_What this task involves_. Present the lines below as a two-column CSV with the columns "request" and "answer," one row per line, placing its text and its answer each in a single quoted field with line breaks converted to spaces. Cover every line, and omit the pictures from the output.

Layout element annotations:
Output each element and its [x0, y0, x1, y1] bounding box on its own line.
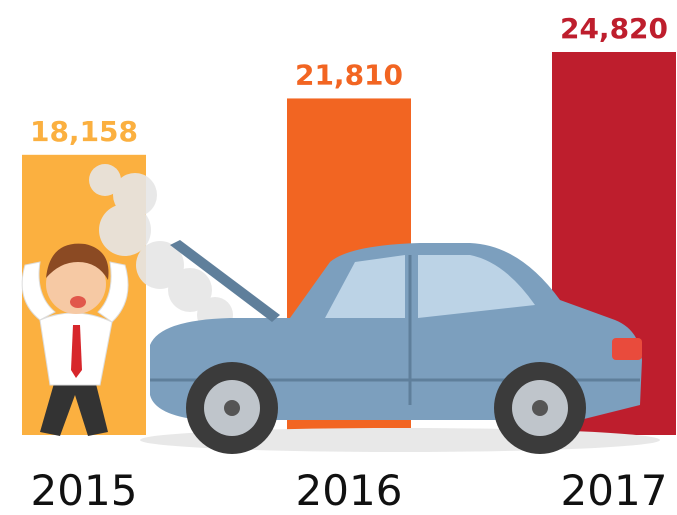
- illustration: [21, 164, 660, 454]
- smoke: [89, 164, 233, 333]
- value-label: 21,810: [295, 58, 403, 91]
- man: [21, 243, 129, 436]
- x-tick-label: 2015: [31, 466, 138, 515]
- x-tick-label: 2016: [296, 466, 403, 515]
- value-label: 18,158: [30, 115, 138, 148]
- car: [150, 240, 642, 454]
- x-tick-label: 2017: [561, 466, 668, 515]
- value-label: 24,820: [560, 12, 668, 45]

_The output_.
request,answer
"Output each element and its [x0, y0, x1, y1] bounding box on its own line.","- illustration: [21, 164, 660, 454] - smoke: [89, 164, 233, 333] - value-label: 21,810: [295, 58, 403, 91] - man: [21, 243, 129, 436] - x-tick-label: 2015: [31, 466, 138, 515] - x-tick-label: 2016: [296, 466, 403, 515] - value-label: 18,158: [30, 115, 138, 148] - car: [150, 240, 642, 454] - x-tick-label: 2017: [561, 466, 668, 515] - value-label: 24,820: [560, 12, 668, 45]"